In the tribute column to Rev. Stacy Groscup, in what year did he make the old tab the writer still wears?

* Text segment *
....................
It’s hard to believe that this is the fourth tribute column I’ve done for the late Rev. Stacy Groscup since his passing September 20, 2005. Time has flown by and his death now seems more real at times than it used to. However, I occasionally will still pick up the phone late at night and begin to dial his phone number so we could chat then it hits me that he’s gone and I hang up the phone. I am saddened when I can’t share news with him or get his wise counsel.
We were both birds of feather and rarely sleep. We typically would not call each other until 11PM or later. If you called his home any earlier chances are he wouldn’t be there anyway. He was a man on the go. When you did reach him, that “booming” voice would say, “Well, how you doin’…” You could tell he was genuinely glad to talk with you. You could see him smiling over the phone, I swear.
In my original tribute to Stacy on his passing I compared him to Teddy Roosevelt, one for his energy, two for his knowledge because like TR he knew at least a little about everything, and he was also a man of action. In his 70’s Stacy had the energy and enthusiasm for life of a 20 year old. He never, ever lost that wonder for life and mankind and he truly loved the earth and those on it. I have shared the story before that at age 82 Stacy appeared on stage with me and hit an aspirin the 7th shot from mid air with his bow. Let me repeat that— he was 82 years old. Oh, and I missed the pill he hit and I was in my 30’s.
I continue to wear the old tab he made for me in 1990. It’s been through more than 500 exhibitions since that time and I will keep using it until it falls completely apart. It is a quiet reminder of my old friend. When they are announcing me to come on stage, the last thing I do before taking the stage is take my wallet out, get the tab and put it on and say a quick prayer as I walk to the mic. Luckily Stacy made me several of these tabs so that when this one is worn down completely I will have a back up. This one has lasted 19 years so I should have enough in my drawer for the rest of my shooting career and then I will pass the left over tabs on to my son Gus.
Our home is filled with reminders of Stacy. On my desk I have a Groscup bow and a copy of the photo used for his Archery Hall of Fame induction is signed and framed. Sometimes I will be digging in a drawer at my desk here or at my desk at my parent’s retail store and I will come across a treasure—something Stacy had carved or gave me over the years. I have the 7th arrow he used for his world record shot— the time he hit seven aspirin tablets in a row without a miss. Just the thought of Stacy brings a smile to my face and a flood of memories.
I have went on record as saying I thought Stacy was the most accurate exhibition shooter to ever draw a string. He did things with a bow and arrow that have never been done, before or after his passing. Having shared practice ranges, hunting camps and the stage with the man I will attest to his consistency and his accuracy. Trust me, he was tough to beat. Stacy on a bad day was a better shot than most on their best day.
I mention his name at just about every single exhibition I do and in most media interviews. He was important to me and like a second father. He also helped get me started in shooting on stage and I am proud to be considered his protege’. I am always happy when someone comes up to me at a show or event that knew Stacy or seen his show. The response is almost always the same— they say what a great man he was and how they will never forget him.
....................
* Data provided *
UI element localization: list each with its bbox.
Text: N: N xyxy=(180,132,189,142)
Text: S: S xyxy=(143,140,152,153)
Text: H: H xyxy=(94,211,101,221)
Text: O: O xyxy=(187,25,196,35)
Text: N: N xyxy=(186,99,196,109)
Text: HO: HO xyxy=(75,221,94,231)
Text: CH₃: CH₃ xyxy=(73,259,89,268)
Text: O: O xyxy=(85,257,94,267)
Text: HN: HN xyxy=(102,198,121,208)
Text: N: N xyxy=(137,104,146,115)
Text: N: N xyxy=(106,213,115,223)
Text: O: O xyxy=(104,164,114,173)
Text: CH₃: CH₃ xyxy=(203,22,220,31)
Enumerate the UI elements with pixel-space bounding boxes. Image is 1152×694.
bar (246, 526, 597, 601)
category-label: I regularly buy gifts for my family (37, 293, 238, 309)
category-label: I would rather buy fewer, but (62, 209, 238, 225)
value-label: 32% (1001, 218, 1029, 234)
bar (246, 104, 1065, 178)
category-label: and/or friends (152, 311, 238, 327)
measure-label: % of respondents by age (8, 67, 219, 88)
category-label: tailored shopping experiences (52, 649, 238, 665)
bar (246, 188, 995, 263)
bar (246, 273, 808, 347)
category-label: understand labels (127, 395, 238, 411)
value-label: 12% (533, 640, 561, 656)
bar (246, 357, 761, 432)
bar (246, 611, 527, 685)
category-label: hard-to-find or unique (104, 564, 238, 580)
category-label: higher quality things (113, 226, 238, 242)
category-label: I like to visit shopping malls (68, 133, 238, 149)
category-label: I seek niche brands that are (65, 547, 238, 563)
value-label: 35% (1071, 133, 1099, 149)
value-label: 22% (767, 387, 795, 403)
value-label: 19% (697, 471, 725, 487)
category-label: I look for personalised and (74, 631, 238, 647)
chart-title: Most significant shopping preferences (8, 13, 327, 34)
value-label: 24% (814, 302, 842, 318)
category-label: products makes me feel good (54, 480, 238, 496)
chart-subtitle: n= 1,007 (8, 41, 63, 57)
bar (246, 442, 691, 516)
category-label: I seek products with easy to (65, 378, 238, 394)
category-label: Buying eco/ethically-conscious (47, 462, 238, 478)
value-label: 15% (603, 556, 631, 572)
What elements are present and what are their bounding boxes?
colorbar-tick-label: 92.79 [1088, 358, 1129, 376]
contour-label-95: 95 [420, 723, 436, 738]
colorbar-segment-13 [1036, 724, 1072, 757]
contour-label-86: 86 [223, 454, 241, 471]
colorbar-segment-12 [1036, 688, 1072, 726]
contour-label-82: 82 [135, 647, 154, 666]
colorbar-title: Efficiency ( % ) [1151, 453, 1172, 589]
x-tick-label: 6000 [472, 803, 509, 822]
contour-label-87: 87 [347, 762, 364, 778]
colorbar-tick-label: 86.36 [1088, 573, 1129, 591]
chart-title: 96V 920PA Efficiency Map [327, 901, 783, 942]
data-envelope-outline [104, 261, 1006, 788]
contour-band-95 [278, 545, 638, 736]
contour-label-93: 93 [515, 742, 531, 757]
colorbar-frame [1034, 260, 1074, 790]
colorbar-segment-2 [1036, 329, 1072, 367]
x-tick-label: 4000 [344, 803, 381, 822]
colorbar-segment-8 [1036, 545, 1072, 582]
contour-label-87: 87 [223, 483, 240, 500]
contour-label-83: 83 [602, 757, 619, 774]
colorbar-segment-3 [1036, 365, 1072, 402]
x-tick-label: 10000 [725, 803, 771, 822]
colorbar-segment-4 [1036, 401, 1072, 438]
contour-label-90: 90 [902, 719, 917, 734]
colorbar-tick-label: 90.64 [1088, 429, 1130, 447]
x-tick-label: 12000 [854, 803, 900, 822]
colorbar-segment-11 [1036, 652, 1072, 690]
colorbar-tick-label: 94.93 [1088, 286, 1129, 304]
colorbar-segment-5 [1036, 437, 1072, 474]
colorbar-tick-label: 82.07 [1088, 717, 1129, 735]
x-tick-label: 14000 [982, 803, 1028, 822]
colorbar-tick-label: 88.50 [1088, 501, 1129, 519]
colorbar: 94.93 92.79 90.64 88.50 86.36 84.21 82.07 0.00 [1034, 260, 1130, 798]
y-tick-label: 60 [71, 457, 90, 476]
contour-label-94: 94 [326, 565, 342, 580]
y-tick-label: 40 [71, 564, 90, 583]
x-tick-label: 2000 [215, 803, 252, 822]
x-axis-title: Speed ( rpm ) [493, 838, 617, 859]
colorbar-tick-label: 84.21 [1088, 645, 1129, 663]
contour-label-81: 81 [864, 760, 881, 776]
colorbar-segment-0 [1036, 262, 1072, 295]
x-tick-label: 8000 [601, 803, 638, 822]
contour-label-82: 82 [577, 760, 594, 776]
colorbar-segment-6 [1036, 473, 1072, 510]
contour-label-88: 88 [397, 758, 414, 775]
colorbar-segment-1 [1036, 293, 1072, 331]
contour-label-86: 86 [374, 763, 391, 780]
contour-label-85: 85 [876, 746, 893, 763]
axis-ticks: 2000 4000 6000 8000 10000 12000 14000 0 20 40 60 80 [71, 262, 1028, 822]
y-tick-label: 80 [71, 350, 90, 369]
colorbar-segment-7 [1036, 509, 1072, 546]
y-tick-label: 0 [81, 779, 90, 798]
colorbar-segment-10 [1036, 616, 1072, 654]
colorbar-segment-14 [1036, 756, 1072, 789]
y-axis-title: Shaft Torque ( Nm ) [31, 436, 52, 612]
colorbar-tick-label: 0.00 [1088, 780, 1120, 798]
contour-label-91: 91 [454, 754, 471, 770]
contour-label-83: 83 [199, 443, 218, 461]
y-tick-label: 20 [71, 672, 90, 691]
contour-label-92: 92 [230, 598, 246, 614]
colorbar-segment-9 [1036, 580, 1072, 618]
....................
* Reply *
1990